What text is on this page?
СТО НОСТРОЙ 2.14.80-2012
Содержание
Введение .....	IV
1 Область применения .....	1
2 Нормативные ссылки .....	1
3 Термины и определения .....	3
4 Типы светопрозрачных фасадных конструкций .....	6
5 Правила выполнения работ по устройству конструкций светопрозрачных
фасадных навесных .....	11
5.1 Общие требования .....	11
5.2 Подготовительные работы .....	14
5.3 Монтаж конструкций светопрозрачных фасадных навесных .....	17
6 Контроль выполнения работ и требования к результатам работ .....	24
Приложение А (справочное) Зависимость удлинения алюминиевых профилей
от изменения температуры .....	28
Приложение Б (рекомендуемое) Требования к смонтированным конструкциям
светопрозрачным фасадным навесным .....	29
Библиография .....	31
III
────────
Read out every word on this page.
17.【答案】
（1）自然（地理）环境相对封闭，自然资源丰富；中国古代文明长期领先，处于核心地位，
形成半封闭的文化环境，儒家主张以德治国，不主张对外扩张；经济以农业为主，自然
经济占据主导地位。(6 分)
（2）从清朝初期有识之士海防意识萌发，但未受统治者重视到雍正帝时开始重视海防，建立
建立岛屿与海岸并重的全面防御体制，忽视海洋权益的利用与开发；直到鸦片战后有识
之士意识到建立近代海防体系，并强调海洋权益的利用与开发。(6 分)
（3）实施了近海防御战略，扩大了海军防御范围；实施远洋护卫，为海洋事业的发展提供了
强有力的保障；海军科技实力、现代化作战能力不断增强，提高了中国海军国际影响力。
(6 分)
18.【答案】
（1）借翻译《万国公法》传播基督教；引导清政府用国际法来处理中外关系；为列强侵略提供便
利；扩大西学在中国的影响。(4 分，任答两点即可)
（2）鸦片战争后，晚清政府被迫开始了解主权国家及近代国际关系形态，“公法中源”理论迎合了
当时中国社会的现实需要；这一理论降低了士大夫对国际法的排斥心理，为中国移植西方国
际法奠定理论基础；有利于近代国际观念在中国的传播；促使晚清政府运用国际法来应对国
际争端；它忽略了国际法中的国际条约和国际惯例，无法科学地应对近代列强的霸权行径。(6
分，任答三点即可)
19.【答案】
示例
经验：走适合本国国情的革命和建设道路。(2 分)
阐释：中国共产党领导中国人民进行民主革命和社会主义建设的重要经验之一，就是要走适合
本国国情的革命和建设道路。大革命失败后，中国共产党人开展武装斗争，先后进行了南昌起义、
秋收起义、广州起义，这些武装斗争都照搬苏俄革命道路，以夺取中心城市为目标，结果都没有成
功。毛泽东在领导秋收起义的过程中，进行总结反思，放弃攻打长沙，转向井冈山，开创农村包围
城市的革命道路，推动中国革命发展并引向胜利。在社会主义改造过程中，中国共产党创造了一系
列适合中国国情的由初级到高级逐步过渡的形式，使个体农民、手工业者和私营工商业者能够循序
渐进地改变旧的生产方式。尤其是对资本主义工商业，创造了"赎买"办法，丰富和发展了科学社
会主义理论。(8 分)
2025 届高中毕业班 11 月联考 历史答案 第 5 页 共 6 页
────────
▶ Your task
State the number of lines in the preceding entries that include the word "выполнения". Provide nothing else.

▶ Final answer
2